By Doug Porter
It’s one of those twists of fate: the former standard bearer for all that’s liberal in San Diego and the former standard bearer for all that’s not liberal in Washington DC both hit bottom on the same day.
We’ll start with the local courtroom drama and end with DC’s cloakroom conspiracies in the nation’s capital. There are lessons to learned from both.
Robert Earl Filner stood before California State Superior Court Judge Robert Trentacosta and pled guilty to one felony count of false imprisonment by violence, fraud, menace and deceit and two misdemeanor counts of battery.
The courtroom appearance was the culmination of a plea bargain deal orchestrated by Attorney General Kamala D. Harris. The hearing was broadcast live, with the camera showing reporters in the background furiously texting and Tweeting blow by blow accounts. Filner, dressed in a blue suit and wearing a gold tie, seemed oblivious to the near-circus atmosphere around him, responding only when spoken to.
Sentencing was set for Dec. 9, and a press release from the Ms. Harris’ office indicates Filner will serve three months of home confinement followed by three years of probation. He assented to undergoing mental health treatment, will never to seek public office again and will give up a portion of his city pension.
You’d think that would be the end of the Masher Mayor saga. But you’d be wrong.
It Ain’t Over ’till the UT Says So
There were always twin aspects to the fall of Filner. Both were true.
First were his fallibilities. Decades in elected office left him believing in his own infallibility. Power is ultimately a bad habit, and Filner was/is a fully functional addict. Claiming the mantle as defender of the oppressed as his path to elected office, he became what he was supposed to be fighting.
As a comic strip character once said, “We have met the enemy and he is us”.
His sense of invincibility, re-enforced via a “winning” track record, left him blind to the consequences of his behavior. And he failed on multiple levels, both as a human being and a leader, as a result. Those failures translated to anguish and humiliation for the women he treated as less than human sex objects.
Secondly were his politics. In the world of San Diego’s ‘get along’ culture he was a threat even before he took the oath of office. No more “business as usual” was an affront to the sorts of vested financial and political interests who’ve ruled this roost for decades. “Wink, wink”, “nod, nod” and a couple of cocktails at the US Grant hotel were no longer part of the process. What made it more maddening was there was no discernable course of action towards ‘getting things done’ for those accustomed to deal making in America’s Finest City.
A series of small battles became major slugfests. Major amounts of political capitol and energy were expended. Minimum wage (or slightly above) hotel workers were paraded in front of reporters as the victims of a Mayor Gone Mad.

_STORED DATA_

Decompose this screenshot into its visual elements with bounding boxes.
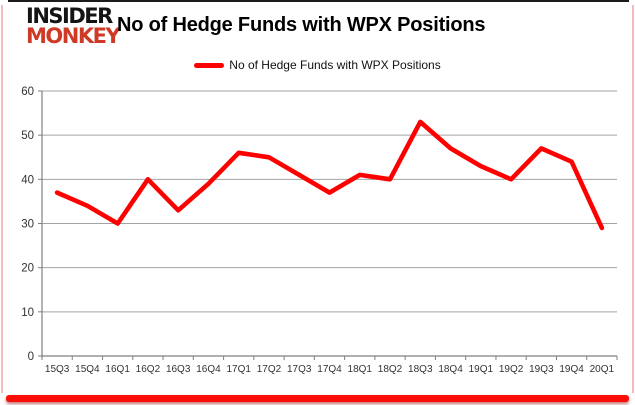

_REQUESTS_
1/ List every person named in the article on Filner's guilty plea.
2/ From the article on Filner's guilty plea, extract the passage that begins with the words containing "By Doug Porter" and ends with "the same day.".

_PER-TASK ANSWERS_
1/
Doug Porter
Robert Earl Filner
Robert Trentacosta
Kamala D. Harris

2/
By Doug Porter
It’s one of those twists of fate: the former standard bearer for all that’s liberal in San Diego and the former standard bearer for all that’s not liberal in Washington DC both hit bottom on the same day.